----- Excerpted data

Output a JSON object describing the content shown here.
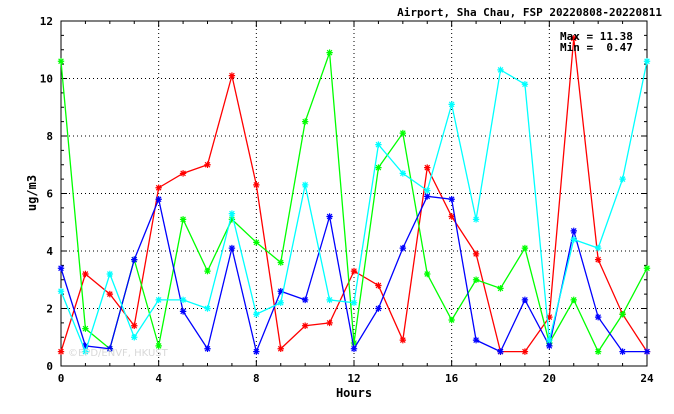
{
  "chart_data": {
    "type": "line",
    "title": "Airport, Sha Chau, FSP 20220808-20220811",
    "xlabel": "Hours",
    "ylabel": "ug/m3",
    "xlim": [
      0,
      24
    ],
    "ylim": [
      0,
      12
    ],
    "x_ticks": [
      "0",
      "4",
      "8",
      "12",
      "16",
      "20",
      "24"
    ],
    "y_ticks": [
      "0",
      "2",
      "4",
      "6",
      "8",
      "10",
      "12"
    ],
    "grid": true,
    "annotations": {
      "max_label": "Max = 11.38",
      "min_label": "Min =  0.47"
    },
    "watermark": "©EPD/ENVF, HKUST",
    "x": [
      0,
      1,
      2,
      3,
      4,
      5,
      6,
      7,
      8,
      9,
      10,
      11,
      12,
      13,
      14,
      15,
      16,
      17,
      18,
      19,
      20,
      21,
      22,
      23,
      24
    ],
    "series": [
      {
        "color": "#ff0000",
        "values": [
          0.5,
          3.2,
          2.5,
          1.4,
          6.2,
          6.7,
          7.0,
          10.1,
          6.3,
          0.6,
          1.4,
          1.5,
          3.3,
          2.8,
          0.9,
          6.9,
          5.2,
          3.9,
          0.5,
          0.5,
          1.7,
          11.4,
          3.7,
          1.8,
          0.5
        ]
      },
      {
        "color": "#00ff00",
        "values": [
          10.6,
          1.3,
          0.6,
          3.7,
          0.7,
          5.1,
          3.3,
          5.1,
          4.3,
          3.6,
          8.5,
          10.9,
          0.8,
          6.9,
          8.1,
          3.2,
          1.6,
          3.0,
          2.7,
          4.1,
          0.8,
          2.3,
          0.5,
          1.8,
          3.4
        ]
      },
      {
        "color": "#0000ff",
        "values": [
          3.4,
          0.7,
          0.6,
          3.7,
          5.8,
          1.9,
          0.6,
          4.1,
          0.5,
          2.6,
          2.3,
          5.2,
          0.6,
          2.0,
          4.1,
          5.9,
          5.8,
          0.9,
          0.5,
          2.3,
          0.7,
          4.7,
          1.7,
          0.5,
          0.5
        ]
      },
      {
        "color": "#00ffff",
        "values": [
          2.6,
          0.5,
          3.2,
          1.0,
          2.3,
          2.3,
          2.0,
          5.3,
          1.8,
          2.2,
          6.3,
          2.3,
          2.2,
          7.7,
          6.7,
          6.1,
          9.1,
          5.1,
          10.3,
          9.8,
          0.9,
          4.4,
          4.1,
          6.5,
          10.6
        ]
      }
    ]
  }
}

----------

[Set problem]: Leave out the pictures and copy the rest of the material above exactly.

[Exercise response]:
Output a JSON object describing the content shown here.
{
  "chart_data": {
    "type": "line",
    "title": "Airport, Sha Chau, FSP 20220808-20220811",
    "xlabel": "Hours",
    "ylabel": "ug/m3",
    "xlim": [
      0,
      24
    ],
    "ylim": [
      0,
      12
    ],
    "x_ticks": [
      "0",
      "4",
      "8",
      "12",
      "16",
      "20",
      "24"
    ],
    "y_ticks": [
      "0",
      "2",
      "4",
      "6",
      "8",
      "10",
      "12"
    ],
    "grid": true,
    "annotations": {
      "max_label": "Max = 11.38",
      "min_label": "Min =  0.47"
    },
    "watermark": "©EPD/ENVF, HKUST",
    "x": [
      0,
      1,
      2,
      3,
      4,
      5,
      6,
      7,
      8,
      9,
      10,
      11,
      12,
      13,
      14,
      15,
      16,
      17,
      18,
      19,
      20,
      21,
      22,
      23,
      24
    ],
    "series": [
      {
        "color": "#ff0000",
        "values": [
          0.5,
          3.2,
          2.5,
          1.4,
          6.2,
          6.7,
          7.0,
          10.1,
          6.3,
          0.6,
          1.4,
          1.5,
          3.3,
          2.8,
          0.9,
          6.9,
          5.2,
          3.9,
          0.5,
          0.5,
          1.7,
          11.4,
          3.7,
          1.8,
          0.5
        ]
      },
      {
        "color": "#00ff00",
        "values": [
          10.6,
          1.3,
          0.6,
          3.7,
          0.7,
          5.1,
          3.3,
          5.1,
          4.3,
          3.6,
          8.5,
          10.9,
          0.8,
          6.9,
          8.1,
          3.2,
          1.6,
          3.0,
          2.7,
          4.1,
          0.8,
          2.3,
          0.5,
          1.8,
          3.4
        ]
      },
      {
        "color": "#0000ff",
        "values": [
          3.4,
          0.7,
          0.6,
          3.7,
          5.8,
          1.9,
          0.6,
          4.1,
          0.5,
          2.6,
          2.3,
          5.2,
          0.6,
          2.0,
          4.1,
          5.9,
          5.8,
          0.9,
          0.5,
          2.3,
          0.7,
          4.7,
          1.7,
          0.5,
          0.5
        ]
      },
      {
        "color": "#00ffff",
        "values": [
          2.6,
          0.5,
          3.2,
          1.0,
          2.3,
          2.3,
          2.0,
          5.3,
          1.8,
          2.2,
          6.3,
          2.3,
          2.2,
          7.7,
          6.7,
          6.1,
          9.1,
          5.1,
          10.3,
          9.8,
          0.9,
          4.4,
          4.1,
          6.5,
          10.6
        ]
      }
    ]
  }
}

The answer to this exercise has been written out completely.